Problem 1: Extract the full album review from the page, reproducing every word of it without alteration.

━━━ Page extract ━━━

I spent two years living in Newcastle, and when I read jazz guitarist’s, James Kitchman’s biography, after listening to his excellent new album, First Quartet on repeat, I was unsurprised to learn he hails from Northumberland. Whilst he may have come a long way since then, both figuratively and literally, a place so wonderfully beautiful, with such an unassailable sense of identity, must leave a formative impression – perhaps it is why the North East has such a rich history of producing remarkable musicians and James Kitchman is certainly another name to be added to the list.
First Quartet is Kitchman’s first attempt at leading a quartet – the name of the album is quite apt – yet it does not sound that way in the slightest, except in the sense that it is an exciting and authentic piece of work, unshrouded by worries and expectations. Tracks are well textured and feel easy to listen to. Collaborators Bruno Heinen, Tom McCredie and Shane Forbes work comfortably together under the guitarist’s leadership.

━━━ Data for the task ━━━

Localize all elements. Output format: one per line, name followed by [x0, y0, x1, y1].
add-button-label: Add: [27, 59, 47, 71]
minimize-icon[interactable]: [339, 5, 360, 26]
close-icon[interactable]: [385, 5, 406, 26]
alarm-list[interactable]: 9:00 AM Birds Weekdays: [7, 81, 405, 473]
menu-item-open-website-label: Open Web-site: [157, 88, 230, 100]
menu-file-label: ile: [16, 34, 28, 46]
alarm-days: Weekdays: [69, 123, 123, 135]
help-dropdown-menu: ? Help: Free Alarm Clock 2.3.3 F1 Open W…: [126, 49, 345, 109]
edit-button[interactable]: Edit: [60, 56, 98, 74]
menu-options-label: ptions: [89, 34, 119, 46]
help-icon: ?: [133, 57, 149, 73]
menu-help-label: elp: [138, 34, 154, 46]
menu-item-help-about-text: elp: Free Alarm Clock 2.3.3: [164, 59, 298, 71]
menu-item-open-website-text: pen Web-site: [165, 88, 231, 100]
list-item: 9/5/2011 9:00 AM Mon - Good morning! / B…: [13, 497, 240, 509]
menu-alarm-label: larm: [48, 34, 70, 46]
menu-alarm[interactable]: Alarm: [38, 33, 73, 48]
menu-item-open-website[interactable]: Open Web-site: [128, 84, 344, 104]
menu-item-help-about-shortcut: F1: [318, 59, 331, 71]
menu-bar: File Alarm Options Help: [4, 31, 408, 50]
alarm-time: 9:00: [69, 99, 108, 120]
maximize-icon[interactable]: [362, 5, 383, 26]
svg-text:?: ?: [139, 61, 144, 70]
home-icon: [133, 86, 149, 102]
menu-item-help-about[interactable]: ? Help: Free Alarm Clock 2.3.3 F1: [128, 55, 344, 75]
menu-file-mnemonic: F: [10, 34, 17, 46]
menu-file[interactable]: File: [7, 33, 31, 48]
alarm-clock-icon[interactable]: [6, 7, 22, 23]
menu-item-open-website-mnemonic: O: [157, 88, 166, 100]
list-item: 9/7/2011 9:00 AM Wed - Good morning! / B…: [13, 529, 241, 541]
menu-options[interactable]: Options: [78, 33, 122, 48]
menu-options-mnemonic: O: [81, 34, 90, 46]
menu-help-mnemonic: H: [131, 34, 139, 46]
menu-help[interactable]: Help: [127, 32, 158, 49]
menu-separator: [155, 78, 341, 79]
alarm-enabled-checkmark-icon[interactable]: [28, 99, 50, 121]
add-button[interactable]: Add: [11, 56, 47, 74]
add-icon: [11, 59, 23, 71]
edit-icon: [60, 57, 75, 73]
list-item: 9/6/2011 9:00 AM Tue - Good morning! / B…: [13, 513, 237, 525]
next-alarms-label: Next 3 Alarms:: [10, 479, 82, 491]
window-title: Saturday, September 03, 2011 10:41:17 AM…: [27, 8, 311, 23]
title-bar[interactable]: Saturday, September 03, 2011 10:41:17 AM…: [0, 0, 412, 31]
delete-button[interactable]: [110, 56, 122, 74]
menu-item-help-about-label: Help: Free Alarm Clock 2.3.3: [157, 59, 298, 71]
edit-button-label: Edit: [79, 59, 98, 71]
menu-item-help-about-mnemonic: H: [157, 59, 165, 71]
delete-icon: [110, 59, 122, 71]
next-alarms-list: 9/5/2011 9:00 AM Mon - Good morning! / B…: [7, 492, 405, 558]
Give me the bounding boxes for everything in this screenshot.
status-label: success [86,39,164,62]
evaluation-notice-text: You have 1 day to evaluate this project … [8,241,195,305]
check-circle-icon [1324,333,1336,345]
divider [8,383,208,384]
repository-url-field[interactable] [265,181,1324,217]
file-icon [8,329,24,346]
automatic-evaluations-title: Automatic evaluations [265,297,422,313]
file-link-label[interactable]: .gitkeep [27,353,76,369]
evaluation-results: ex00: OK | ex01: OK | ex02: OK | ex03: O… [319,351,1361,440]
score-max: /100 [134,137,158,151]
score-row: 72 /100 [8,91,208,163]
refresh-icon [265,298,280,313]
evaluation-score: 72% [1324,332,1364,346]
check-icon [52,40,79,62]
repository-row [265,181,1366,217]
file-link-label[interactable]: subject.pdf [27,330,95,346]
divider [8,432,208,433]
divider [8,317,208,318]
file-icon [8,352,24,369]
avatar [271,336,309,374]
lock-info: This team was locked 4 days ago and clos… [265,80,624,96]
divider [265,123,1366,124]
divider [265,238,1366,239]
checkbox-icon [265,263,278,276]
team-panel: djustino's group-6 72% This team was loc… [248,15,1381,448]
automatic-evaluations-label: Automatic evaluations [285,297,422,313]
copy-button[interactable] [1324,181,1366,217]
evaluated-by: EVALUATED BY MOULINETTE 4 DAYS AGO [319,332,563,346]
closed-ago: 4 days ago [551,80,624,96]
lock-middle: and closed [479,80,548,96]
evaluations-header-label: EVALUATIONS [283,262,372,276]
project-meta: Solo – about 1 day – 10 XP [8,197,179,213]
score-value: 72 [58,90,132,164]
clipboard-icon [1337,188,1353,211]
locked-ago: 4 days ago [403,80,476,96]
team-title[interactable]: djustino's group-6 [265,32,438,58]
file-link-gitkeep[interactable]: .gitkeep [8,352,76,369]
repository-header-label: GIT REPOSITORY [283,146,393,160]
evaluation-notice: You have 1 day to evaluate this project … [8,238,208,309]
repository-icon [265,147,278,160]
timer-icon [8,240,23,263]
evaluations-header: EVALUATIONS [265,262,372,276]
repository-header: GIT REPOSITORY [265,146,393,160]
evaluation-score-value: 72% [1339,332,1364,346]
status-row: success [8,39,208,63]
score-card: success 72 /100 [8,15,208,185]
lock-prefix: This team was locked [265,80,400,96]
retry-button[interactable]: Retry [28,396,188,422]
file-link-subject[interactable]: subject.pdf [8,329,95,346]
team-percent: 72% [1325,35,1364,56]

━━━

Problem 2: Copy everything in the listing from its first line down to the line containing "menu-help-label: elp: [138, 34, 154, 46]", with both of those lines included.

Task answer 1:
I spent two years living in Newcastle, and when I read jazz guitarist’s, James Kitchman’s biography, after listening to his excellent new album, First Quartet on repeat, I was unsurprised to learn he hails from Northumberland. Whilst he may have come a long way since then, both figuratively and literally, a place so wonderfully beautiful, with such an unassailable sense of identity, must leave a formative impression – perhaps it is why the North East has such a rich history of producing remarkable musicians and James Kitchman is certainly another name to be added to the list.
First Quartet is Kitchman’s first attempt at leading a quartet – the name of the album is quite apt – yet it does not sound that way in the slightest, except in the sense that it is an exciting and authentic piece of work, unshrouded by worries and expectations. Tracks are well textured and feel easy to listen to. Collaborators Bruno Heinen, Tom McCredie and Shane Forbes work comfortably together under the guitarist’s leadership.

Task answer 2:
Localize all elements. Output format: one per line, name followed by [x0, y0, x1, y1].
add-button-label: Add: [27, 59, 47, 71]
minimize-icon[interactable]: [339, 5, 360, 26]
close-icon[interactable]: [385, 5, 406, 26]
alarm-list[interactable]: 9:00 AM Birds Weekdays: [7, 81, 405, 473]
menu-item-open-website-label: Open Web-site: [157, 88, 230, 100]
menu-file-label: ile: [16, 34, 28, 46]
alarm-days: Weekdays: [69, 123, 123, 135]
help-dropdown-menu: ? Help: Free Alarm Clock 2.3.3 F1 Open W…: [126, 49, 345, 109]
edit-button[interactable]: Edit: [60, 56, 98, 74]
menu-options-label: ptions: [89, 34, 119, 46]
help-icon: ?: [133, 57, 149, 73]
menu-help-label: elp: [138, 34, 154, 46]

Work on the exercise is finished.